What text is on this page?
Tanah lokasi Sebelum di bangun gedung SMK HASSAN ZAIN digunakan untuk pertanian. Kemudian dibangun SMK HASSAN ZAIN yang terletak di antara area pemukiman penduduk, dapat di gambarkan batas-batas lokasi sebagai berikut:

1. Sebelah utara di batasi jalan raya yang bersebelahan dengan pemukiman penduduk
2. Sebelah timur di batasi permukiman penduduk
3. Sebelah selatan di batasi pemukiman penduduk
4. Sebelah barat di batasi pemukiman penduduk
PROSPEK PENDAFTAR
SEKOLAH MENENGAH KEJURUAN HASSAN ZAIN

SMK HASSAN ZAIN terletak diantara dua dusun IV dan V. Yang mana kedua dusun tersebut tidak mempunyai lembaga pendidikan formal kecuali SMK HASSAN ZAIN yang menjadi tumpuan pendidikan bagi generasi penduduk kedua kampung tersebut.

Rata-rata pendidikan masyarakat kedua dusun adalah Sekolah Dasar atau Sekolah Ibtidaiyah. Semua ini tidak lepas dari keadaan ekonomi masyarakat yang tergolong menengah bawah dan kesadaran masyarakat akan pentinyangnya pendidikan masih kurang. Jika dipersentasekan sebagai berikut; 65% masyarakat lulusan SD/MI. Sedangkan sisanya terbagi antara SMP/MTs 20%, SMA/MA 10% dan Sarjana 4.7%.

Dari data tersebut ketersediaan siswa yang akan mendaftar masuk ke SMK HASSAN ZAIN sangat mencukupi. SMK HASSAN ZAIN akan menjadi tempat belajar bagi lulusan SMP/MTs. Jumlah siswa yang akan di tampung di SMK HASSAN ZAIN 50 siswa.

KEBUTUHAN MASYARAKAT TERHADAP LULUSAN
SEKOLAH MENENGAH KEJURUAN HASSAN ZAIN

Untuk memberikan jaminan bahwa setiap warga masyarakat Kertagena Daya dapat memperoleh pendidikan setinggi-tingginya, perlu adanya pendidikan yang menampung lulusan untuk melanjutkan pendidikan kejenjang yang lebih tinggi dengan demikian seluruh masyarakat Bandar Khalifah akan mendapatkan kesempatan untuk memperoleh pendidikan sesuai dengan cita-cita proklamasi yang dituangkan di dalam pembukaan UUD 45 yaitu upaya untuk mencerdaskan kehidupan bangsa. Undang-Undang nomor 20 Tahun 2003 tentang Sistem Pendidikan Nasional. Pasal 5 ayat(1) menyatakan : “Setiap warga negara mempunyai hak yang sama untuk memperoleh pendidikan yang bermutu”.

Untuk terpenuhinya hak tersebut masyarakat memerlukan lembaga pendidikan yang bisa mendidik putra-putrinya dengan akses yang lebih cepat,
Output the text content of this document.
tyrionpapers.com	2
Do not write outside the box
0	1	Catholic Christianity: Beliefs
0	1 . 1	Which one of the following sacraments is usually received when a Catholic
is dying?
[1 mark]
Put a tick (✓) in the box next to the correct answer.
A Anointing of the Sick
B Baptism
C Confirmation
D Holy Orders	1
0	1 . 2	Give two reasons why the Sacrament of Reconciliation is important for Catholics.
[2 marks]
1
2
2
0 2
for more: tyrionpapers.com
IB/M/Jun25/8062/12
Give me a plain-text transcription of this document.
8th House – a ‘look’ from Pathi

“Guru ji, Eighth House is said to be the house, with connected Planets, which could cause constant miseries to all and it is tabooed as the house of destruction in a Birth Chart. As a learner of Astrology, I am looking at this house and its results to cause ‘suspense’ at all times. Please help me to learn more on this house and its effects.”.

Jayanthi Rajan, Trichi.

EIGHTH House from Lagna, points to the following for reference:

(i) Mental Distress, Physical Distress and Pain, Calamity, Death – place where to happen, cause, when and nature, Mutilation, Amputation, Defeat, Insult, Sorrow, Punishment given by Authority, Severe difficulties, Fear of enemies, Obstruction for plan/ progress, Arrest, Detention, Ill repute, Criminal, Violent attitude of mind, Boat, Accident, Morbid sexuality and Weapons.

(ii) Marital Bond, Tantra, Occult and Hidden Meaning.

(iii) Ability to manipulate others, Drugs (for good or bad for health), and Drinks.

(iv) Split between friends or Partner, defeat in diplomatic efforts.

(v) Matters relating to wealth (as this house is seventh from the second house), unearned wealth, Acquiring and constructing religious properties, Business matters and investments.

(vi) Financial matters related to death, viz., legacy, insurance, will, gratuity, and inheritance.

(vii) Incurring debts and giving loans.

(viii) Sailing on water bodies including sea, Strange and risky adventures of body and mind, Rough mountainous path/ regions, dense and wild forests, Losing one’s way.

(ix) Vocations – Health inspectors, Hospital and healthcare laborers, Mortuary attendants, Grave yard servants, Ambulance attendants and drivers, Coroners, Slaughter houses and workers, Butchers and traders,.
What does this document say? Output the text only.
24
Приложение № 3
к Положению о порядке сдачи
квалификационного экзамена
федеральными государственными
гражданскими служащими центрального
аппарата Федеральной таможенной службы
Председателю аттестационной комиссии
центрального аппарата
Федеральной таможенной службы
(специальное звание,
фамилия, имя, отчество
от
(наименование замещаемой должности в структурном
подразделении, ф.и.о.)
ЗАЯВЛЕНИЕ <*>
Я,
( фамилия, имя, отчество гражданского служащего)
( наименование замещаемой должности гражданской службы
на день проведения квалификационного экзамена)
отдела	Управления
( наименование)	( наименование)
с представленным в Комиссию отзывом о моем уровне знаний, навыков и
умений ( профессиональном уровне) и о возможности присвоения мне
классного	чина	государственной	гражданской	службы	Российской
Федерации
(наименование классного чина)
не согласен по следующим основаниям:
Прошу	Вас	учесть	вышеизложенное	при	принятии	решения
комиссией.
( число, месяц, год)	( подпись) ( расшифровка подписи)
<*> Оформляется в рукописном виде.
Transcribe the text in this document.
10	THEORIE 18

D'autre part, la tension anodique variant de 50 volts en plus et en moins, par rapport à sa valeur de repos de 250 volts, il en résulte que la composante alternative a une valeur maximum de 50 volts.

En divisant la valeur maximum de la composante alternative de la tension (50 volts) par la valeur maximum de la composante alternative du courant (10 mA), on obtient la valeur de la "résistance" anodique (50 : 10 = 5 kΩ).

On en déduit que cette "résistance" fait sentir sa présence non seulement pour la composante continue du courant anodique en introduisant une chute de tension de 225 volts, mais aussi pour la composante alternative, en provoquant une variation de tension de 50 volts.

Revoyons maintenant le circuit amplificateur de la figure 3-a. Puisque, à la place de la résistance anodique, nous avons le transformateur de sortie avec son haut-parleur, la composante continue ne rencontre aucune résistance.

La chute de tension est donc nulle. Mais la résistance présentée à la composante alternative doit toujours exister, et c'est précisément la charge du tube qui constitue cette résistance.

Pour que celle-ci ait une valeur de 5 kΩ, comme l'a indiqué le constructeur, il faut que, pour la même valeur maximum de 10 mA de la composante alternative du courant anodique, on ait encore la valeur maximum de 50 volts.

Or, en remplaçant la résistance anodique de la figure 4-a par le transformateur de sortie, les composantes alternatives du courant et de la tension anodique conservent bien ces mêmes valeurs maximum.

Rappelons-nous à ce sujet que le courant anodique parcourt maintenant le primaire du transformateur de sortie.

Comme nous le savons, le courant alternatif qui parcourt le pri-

####################

Directions: Quote all of the entries exactly as they appear.

Expected output:
What text is on this page?
Tanah lokasi Sebelum di bangun gedung SMK HASSAN ZAIN digunakan untuk pertanian. Kemudian dibangun SMK HASSAN ZAIN yang terletak di antara area pemukiman penduduk, dapat di gambarkan batas-batas lokasi sebagai berikut:

1. Sebelah utara di batasi jalan raya yang bersebelahan dengan pemukiman penduduk
2. Sebelah timur di batasi permukiman penduduk
3. Sebelah selatan di batasi pemukiman penduduk
4. Sebelah barat di batasi pemukiman penduduk
PROSPEK PENDAFTAR
SEKOLAH MENENGAH KEJURUAN HASSAN ZAIN

SMK HASSAN ZAIN terletak diantara dua dusun IV dan V. Yang mana kedua dusun tersebut tidak mempunyai lembaga pendidikan formal kecuali SMK HASSAN ZAIN yang menjadi tumpuan pendidikan bagi generasi penduduk kedua kampung tersebut.

Rata-rata pendidikan masyarakat kedua dusun adalah Sekolah Dasar atau Sekolah Ibtidaiyah. Semua ini tidak lepas dari keadaan ekonomi masyarakat yang tergolong menengah bawah dan kesadaran masyarakat akan pentinyangnya pendidikan masih kurang. Jika dipersentasekan sebagai berikut; 65% masyarakat lulusan SD/MI. Sedangkan sisanya terbagi antara SMP/MTs 20%, SMA/MA 10% dan Sarjana 4.7%.

Dari data tersebut ketersediaan siswa yang akan mendaftar masuk ke SMK HASSAN ZAIN sangat mencukupi. SMK HASSAN ZAIN akan menjadi tempat belajar bagi lulusan SMP/MTs. Jumlah siswa yang akan di tampung di SMK HASSAN ZAIN 50 siswa.

KEBUTUHAN MASYARAKAT TERHADAP LULUSAN
SEKOLAH MENENGAH KEJURUAN HASSAN ZAIN

Untuk memberikan jaminan bahwa setiap warga masyarakat Kertagena Daya dapat memperoleh pendidikan setinggi-tingginya, perlu adanya pendidikan yang menampung lulusan untuk melanjutkan pendidikan kejenjang yang lebih tinggi dengan demikian seluruh masyarakat Bandar Khalifah akan mendapatkan kesempatan untuk memperoleh pendidikan sesuai dengan cita-cita proklamasi yang dituangkan di dalam pembukaan UUD 45 yaitu upaya untuk mencerdaskan kehidupan bangsa. Undang-Undang nomor 20 Tahun 2003 tentang Sistem Pendidikan Nasional. Pasal 5 ayat(1) menyatakan : “Setiap warga negara mempunyai hak yang sama untuk memperoleh pendidikan yang bermutu”.

Untuk terpenuhinya hak tersebut masyarakat memerlukan lembaga pendidikan yang bisa mendidik putra-putrinya dengan akses yang lebih cepat,
Output the text content of this document.
tyrionpapers.com	2
Do not write outside the box
0	1	Catholic Christianity: Beliefs
0	1 . 1	Which one of the following sacraments is usually received when a Catholic
is dying?
[1 mark]
Put a tick (✓) in the box next to the correct answer.
A Anointing of the Sick
B Baptism
C Confirmation
D Holy Orders	1
0	1 . 2	Give two reasons why the Sacrament of Reconciliation is important for Catholics.
[2 marks]
1
2
2
0 2
for more: tyrionpapers.com
IB/M/Jun25/8062/12
Give me a plain-text transcription of this document.
8th House – a ‘look’ from Pathi

“Guru ji, Eighth House is said to be the house, with connected Planets, which could cause constant miseries to all and it is tabooed as the house of destruction in a Birth Chart. As a learner of Astrology, I am looking at this house and its results to cause ‘suspense’ at all times. Please help me to learn more on this house and its effects.”.

Jayanthi Rajan, Trichi.

EIGHTH House from Lagna, points to the following for reference:

(i) Mental Distress, Physical Distress and Pain, Calamity, Death – place where to happen, cause, when and nature, Mutilation, Amputation, Defeat, Insult, Sorrow, Punishment given by Authority, Severe difficulties, Fear of enemies, Obstruction for plan/ progress, Arrest, Detention, Ill repute, Criminal, Violent attitude of mind, Boat, Accident, Morbid sexuality and Weapons.

(ii) Marital Bond, Tantra, Occult and Hidden Meaning.

(iii) Ability to manipulate others, Drugs (for good or bad for health), and Drinks.

(iv) Split between friends or Partner, defeat in diplomatic efforts.

(v) Matters relating to wealth (as this house is seventh from the second house), unearned wealth, Acquiring and constructing religious properties, Business matters and investments.

(vi) Financial matters related to death, viz., legacy, insurance, will, gratuity, and inheritance.

(vii) Incurring debts and giving loans.

(viii) Sailing on water bodies including sea, Strange and risky adventures of body and mind, Rough mountainous path/ regions, dense and wild forests, Losing one’s way.

(ix) Vocations – Health inspectors, Hospital and healthcare laborers, Mortuary attendants, Grave yard servants, Ambulance attendants and drivers, Coroners, Slaughter houses and workers, Butchers and traders,.
What does this document say? Output the text only.
24
Приложение № 3
к Положению о порядке сдачи
квалификационного экзамена
федеральными государственными
гражданскими служащими центрального
аппарата Федеральной таможенной службы
Председателю аттестационной комиссии
центрального аппарата
Федеральной таможенной службы
(специальное звание,
фамилия, имя, отчество
от
(наименование замещаемой должности в структурном
подразделении, ф.и.о.)
ЗАЯВЛЕНИЕ <*>
Я,
( фамилия, имя, отчество гражданского служащего)
( наименование замещаемой должности гражданской службы
на день проведения квалификационного экзамена)
отдела	Управления
( наименование)	( наименование)
с представленным в Комиссию отзывом о моем уровне знаний, навыков и
умений ( профессиональном уровне) и о возможности присвоения мне
классного	чина	государственной	гражданской	службы	Российской
Федерации
(наименование классного чина)
не согласен по следующим основаниям:
Прошу	Вас	учесть	вышеизложенное	при	принятии	решения
комиссией.
( число, месяц, год)	( подпись) ( расшифровка подписи)
<*> Оформляется в рукописном виде.
Transcribe the text in this document.
10	THEORIE 18

D'autre part, la tension anodique variant de 50 volts en plus et en moins, par rapport à sa valeur de repos de 250 volts, il en résulte que la composante alternative a une valeur maximum de 50 volts.

En divisant la valeur maximum de la composante alternative de la tension (50 volts) par la valeur maximum de la composante alternative du courant (10 mA), on obtient la valeur de la "résistance" anodique (50 : 10 = 5 kΩ).

On en déduit que cette "résistance" fait sentir sa présence non seulement pour la composante continue du courant anodique en introduisant une chute de tension de 225 volts, mais aussi pour la composante alternative, en provoquant une variation de tension de 50 volts.

Revoyons maintenant le circuit amplificateur de la figure 3-a. Puisque, à la place de la résistance anodique, nous avons le transformateur de sortie avec son haut-parleur, la composante continue ne rencontre aucune résistance.

La chute de tension est donc nulle. Mais la résistance présentée à la composante alternative doit toujours exister, et c'est précisément la charge du tube qui constitue cette résistance.

Pour que celle-ci ait une valeur de 5 kΩ, comme l'a indiqué le constructeur, il faut que, pour la même valeur maximum de 10 mA de la composante alternative du courant anodique, on ait encore la valeur maximum de 50 volts.

Or, en remplaçant la résistance anodique de la figure 4-a par le transformateur de sortie, les composantes alternatives du courant et de la tension anodique conservent bien ces mêmes valeurs maximum.

Rappelons-nous à ce sujet que le courant anodique parcourt maintenant le primaire du transformateur de sortie.

Comme nous le savons, le courant alternatif qui parcourt le pri-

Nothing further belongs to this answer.